§ **Information supplied**:
########

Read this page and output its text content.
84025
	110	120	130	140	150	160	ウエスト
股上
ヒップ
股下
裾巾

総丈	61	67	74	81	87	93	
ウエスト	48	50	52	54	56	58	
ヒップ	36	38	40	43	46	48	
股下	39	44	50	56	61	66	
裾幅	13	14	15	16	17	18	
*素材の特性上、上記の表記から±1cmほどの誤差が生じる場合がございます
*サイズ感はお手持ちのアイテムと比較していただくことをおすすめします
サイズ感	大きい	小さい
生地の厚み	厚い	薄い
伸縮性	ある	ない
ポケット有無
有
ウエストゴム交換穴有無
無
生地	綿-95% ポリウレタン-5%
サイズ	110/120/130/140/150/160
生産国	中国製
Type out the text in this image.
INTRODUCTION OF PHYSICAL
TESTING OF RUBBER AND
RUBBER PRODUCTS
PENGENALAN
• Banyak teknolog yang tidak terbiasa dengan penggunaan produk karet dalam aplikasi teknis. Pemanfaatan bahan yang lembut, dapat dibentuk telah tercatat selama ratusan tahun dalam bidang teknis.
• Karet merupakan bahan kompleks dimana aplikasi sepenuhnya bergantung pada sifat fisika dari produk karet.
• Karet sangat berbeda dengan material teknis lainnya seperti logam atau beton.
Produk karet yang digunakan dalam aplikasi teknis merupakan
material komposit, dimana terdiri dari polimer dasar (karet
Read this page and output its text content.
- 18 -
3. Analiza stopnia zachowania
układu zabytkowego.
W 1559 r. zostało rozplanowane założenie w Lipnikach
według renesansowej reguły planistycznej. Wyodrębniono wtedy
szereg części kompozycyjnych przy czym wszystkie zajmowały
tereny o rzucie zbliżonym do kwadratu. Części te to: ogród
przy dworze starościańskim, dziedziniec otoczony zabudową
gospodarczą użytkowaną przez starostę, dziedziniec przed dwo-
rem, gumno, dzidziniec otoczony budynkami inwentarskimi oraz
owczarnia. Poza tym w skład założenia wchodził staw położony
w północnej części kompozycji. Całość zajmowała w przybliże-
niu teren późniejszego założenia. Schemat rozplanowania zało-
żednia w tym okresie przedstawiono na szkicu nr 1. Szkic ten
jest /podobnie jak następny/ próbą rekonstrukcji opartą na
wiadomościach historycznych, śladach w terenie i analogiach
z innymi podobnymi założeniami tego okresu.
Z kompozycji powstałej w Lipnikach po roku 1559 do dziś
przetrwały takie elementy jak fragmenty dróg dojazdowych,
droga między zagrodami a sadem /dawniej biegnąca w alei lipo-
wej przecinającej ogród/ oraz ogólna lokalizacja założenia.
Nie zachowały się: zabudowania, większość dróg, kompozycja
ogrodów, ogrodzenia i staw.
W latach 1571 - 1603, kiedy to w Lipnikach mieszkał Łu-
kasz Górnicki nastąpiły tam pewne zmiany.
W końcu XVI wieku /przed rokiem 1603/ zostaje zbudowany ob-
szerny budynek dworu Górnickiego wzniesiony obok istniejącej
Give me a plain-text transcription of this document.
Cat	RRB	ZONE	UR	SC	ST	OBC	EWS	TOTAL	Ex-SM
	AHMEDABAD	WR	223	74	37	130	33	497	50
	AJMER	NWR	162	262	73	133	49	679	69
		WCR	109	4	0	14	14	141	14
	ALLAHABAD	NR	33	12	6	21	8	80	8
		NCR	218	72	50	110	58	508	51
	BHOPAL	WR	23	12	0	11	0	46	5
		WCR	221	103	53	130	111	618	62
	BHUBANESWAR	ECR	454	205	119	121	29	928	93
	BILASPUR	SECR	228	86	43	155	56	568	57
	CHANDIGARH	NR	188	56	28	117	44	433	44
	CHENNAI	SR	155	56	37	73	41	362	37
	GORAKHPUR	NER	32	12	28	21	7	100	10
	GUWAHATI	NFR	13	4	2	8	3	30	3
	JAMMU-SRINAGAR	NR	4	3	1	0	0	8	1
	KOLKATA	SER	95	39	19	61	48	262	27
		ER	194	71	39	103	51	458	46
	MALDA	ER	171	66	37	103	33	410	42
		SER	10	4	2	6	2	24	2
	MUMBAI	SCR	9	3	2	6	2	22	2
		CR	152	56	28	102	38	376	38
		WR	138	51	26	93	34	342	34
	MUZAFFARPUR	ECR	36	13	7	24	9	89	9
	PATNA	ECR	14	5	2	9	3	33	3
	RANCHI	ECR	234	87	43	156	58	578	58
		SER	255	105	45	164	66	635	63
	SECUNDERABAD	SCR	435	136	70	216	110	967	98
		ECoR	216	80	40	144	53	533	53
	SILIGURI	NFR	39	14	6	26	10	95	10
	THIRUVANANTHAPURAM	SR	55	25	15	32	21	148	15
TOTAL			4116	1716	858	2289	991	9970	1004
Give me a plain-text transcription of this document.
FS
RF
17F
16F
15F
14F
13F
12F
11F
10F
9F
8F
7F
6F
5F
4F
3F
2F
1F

########

State, as a number only, how many lines in the entries include "yang".

2